- Task to complete -
Read the data and repeat it in full, exactly.
------
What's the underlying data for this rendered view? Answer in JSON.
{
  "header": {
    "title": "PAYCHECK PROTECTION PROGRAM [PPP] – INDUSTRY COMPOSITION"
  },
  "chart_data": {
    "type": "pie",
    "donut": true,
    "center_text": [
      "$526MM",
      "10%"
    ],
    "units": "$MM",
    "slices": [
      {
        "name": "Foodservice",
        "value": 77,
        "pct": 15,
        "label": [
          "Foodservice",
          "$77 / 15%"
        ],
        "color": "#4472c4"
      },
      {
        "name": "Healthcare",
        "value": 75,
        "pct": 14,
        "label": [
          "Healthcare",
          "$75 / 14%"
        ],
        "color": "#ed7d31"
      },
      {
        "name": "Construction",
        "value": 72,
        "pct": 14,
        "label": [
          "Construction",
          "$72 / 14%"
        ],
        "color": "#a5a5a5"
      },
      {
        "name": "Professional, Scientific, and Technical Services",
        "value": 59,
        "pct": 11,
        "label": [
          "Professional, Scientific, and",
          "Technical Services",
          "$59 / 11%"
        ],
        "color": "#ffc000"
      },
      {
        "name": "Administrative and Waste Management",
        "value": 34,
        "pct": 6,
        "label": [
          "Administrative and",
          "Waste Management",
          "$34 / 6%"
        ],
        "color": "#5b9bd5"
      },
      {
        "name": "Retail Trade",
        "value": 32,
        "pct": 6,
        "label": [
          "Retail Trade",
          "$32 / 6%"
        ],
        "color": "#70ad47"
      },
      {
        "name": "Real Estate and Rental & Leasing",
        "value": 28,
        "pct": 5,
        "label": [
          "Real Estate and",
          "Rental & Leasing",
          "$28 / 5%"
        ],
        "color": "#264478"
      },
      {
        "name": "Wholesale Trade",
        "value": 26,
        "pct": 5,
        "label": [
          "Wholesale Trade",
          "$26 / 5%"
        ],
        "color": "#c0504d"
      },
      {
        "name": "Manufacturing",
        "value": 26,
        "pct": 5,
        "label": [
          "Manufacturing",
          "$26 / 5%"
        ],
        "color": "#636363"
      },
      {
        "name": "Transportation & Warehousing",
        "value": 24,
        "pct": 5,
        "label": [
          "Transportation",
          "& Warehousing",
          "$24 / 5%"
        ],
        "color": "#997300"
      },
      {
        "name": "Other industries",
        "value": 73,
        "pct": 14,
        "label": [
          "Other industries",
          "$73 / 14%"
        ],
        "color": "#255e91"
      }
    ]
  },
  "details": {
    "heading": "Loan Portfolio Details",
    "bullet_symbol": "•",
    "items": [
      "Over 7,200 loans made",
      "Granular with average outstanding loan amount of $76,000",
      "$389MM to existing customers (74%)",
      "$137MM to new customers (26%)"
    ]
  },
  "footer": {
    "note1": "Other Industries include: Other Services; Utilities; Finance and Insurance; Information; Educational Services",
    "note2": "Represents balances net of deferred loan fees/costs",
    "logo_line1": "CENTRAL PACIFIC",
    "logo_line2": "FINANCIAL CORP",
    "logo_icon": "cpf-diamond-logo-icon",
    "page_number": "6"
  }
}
------
- Response below -
What's the underlying data for this rendered view? Answer in JSON.
{
  "header": {
    "title": "PAYCHECK PROTECTION PROGRAM [PPP] – INDUSTRY COMPOSITION"
  },
  "chart_data": {
    "type": "pie",
    "donut": true,
    "center_text": [
      "$526MM",
      "10%"
    ],
    "units": "$MM",
    "slices": [
      {
        "name": "Foodservice",
        "value": 77,
        "pct": 15,
        "label": [
          "Foodservice",
          "$77 / 15%"
        ],
        "color": "#4472c4"
      },
      {
        "name": "Healthcare",
        "value": 75,
        "pct": 14,
        "label": [
          "Healthcare",
          "$75 / 14%"
        ],
        "color": "#ed7d31"
      },
      {
        "name": "Construction",
        "value": 72,
        "pct": 14,
        "label": [
          "Construction",
          "$72 / 14%"
        ],
        "color": "#a5a5a5"
      },
      {
        "name": "Professional, Scientific, and Technical Services",
        "value": 59,
        "pct": 11,
        "label": [
          "Professional, Scientific, and",
          "Technical Services",
          "$59 / 11%"
        ],
        "color": "#ffc000"
      },
      {
        "name": "Administrative and Waste Management",
        "value": 34,
        "pct": 6,
        "label": [
          "Administrative and",
          "Waste Management",
          "$34 / 6%"
        ],
        "color": "#5b9bd5"
      },
      {
        "name": "Retail Trade",
        "value": 32,
        "pct": 6,
        "label": [
          "Retail Trade",
          "$32 / 6%"
        ],
        "color": "#70ad47"
      },
      {
        "name": "Real Estate and Rental & Leasing",
        "value": 28,
        "pct": 5,
        "label": [
          "Real Estate and",
          "Rental & Leasing",
          "$28 / 5%"
        ],
        "color": "#264478"
      },
      {
        "name": "Wholesale Trade",
        "value": 26,
        "pct": 5,
        "label": [
          "Wholesale Trade",
          "$26 / 5%"
        ],
        "color": "#c0504d"
      },
      {
        "name": "Manufacturing",
        "value": 26,
        "pct": 5,
        "label": [
          "Manufacturing",
          "$26 / 5%"
        ],
        "color": "#636363"
      },
      {
        "name": "Transportation & Warehousing",
        "value": 24,
        "pct": 5,
        "label": [
          "Transportation",
          "& Warehousing",
          "$24 / 5%"
        ],
        "color": "#997300"
      },
      {
        "name": "Other industries",
        "value": 73,
        "pct": 14,
        "label": [
          "Other industries",
          "$73 / 14%"
        ],
        "color": "#255e91"
      }
    ]
  },
  "details": {
    "heading": "Loan Portfolio Details",
    "bullet_symbol": "•",
    "items": [
      "Over 7,200 loans made",
      "Granular with average outstanding loan amount of $76,000",
      "$389MM to existing customers (74%)",
      "$137MM to new customers (26%)"
    ]
  },
  "footer": {
    "note1": "Other Industries include: Other Services; Utilities; Finance and Insurance; Information; Educational Services",
    "note2": "Represents balances net of deferred loan fees/costs",
    "logo_line1": "CENTRAL PACIFIC",
    "logo_line2": "FINANCIAL CORP",
    "logo_icon": "cpf-diamond-logo-icon",
    "page_number": "6"
  }
}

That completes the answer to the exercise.